● Dataset rows about figures
■ ■ ■ ■ ■

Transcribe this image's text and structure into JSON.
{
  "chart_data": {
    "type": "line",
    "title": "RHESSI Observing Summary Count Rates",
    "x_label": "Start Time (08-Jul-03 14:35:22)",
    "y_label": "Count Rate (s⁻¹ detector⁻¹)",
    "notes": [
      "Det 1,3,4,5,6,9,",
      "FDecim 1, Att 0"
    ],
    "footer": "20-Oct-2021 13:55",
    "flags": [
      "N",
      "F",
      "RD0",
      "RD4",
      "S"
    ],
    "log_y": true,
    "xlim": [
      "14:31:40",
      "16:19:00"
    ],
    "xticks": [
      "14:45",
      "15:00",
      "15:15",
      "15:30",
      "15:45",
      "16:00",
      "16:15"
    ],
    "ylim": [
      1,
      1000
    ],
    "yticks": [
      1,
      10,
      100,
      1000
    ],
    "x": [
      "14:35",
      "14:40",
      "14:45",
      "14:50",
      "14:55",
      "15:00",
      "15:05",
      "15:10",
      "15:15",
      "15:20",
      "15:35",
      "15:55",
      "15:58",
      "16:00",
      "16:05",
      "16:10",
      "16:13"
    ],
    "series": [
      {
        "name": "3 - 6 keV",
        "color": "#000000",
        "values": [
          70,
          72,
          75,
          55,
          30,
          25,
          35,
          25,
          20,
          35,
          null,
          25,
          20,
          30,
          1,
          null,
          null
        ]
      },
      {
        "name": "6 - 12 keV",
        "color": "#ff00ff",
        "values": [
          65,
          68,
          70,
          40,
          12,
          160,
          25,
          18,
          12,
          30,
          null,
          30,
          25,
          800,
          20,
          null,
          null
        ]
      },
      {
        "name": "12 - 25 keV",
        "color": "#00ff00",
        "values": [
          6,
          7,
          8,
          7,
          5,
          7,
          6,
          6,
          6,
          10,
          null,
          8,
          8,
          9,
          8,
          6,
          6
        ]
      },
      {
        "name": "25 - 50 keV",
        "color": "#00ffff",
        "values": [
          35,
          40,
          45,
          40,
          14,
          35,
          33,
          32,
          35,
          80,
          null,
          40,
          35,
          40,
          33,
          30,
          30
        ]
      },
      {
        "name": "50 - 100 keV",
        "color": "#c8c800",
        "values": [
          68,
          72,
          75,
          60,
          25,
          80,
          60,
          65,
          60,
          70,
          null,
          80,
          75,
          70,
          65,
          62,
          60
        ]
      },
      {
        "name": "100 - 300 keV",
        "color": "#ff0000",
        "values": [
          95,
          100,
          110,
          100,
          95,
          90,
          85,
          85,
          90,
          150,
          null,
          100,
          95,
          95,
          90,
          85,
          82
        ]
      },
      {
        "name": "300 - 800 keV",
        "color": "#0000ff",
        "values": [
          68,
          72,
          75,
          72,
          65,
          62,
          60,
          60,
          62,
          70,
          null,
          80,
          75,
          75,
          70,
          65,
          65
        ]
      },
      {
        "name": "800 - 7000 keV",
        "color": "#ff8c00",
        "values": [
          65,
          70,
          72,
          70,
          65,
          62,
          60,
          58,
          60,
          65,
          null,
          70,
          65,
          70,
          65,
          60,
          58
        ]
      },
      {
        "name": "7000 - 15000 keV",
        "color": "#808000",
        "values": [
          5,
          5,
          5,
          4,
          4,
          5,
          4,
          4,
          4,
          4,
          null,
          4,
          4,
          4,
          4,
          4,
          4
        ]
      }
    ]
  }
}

■ ■ ■ ■ ■

● STATED GOAL
Take the entries and copy them out exactly.

● OUTPUT BELOW
Transcribe this image's text and structure into JSON.
{
  "chart_data": {
    "type": "line",
    "title": "RHESSI Observing Summary Count Rates",
    "x_label": "Start Time (08-Jul-03 14:35:22)",
    "y_label": "Count Rate (s⁻¹ detector⁻¹)",
    "notes": [
      "Det 1,3,4,5,6,9,",
      "FDecim 1, Att 0"
    ],
    "footer": "20-Oct-2021 13:55",
    "flags": [
      "N",
      "F",
      "RD0",
      "RD4",
      "S"
    ],
    "log_y": true,
    "xlim": [
      "14:31:40",
      "16:19:00"
    ],
    "xticks": [
      "14:45",
      "15:00",
      "15:15",
      "15:30",
      "15:45",
      "16:00",
      "16:15"
    ],
    "ylim": [
      1,
      1000
    ],
    "yticks": [
      1,
      10,
      100,
      1000
    ],
    "x": [
      "14:35",
      "14:40",
      "14:45",
      "14:50",
      "14:55",
      "15:00",
      "15:05",
      "15:10",
      "15:15",
      "15:20",
      "15:35",
      "15:55",
      "15:58",
      "16:00",
      "16:05",
      "16:10",
      "16:13"
    ],
    "series": [
      {
        "name": "3 - 6 keV",
        "color": "#000000",
        "values": [
          70,
          72,
          75,
          55,
          30,
          25,
          35,
          25,
          20,
          35,
          null,
          25,
          20,
          30,
          1,
          null,
          null
        ]
      },
      {
        "name": "6 - 12 keV",
        "color": "#ff00ff",
        "values": [
          65,
          68,
          70,
          40,
          12,
          160,
          25,
          18,
          12,
          30,
          null,
          30,
          25,
          800,
          20,
          null,
          null
        ]
      },
      {
        "name": "12 - 25 keV",
        "color": "#00ff00",
        "values": [
          6,
          7,
          8,
          7,
          5,
          7,
          6,
          6,
          6,
          10,
          null,
          8,
          8,
          9,
          8,
          6,
          6
        ]
      },
      {
        "name": "25 - 50 keV",
        "color": "#00ffff",
        "values": [
          35,
          40,
          45,
          40,
          14,
          35,
          33,
          32,
          35,
          80,
          null,
          40,
          35,
          40,
          33,
          30,
          30
        ]
      },
      {
        "name": "50 - 100 keV",
        "color": "#c8c800",
        "values": [
          68,
          72,
          75,
          60,
          25,
          80,
          60,
          65,
          60,
          70,
          null,
          80,
          75,
          70,
          65,
          62,
          60
        ]
      },
      {
        "name": "100 - 300 keV",
        "color": "#ff0000",
        "values": [
          95,
          100,
          110,
          100,
          95,
          90,
          85,
          85,
          90,
          150,
          null,
          100,
          95,
          95,
          90,
          85,
          82
        ]
      },
      {
        "name": "300 - 800 keV",
        "color": "#0000ff",
        "values": [
          68,
          72,
          75,
          72,
          65,
          62,
          60,
          60,
          62,
          70,
          null,
          80,
          75,
          75,
          70,
          65,
          65
        ]
      },
      {
        "name": "800 - 7000 keV",
        "color": "#ff8c00",
        "values": [
          65,
          70,
          72,
          70,
          65,
          62,
          60,
          58,
          60,
          65,
          null,
          70,
          65,
          70,
          65,
          60,
          58
        ]
      },
      {
        "name": "7000 - 15000 keV",
        "color": "#808000",
        "values": [
          5,
          5,
          5,
          4,
          4,
          5,
          4,
          4,
          4,
          4,
          null,
          4,
          4,
          4,
          4,
          4,
          4
        ]
      }
    ]
  }
}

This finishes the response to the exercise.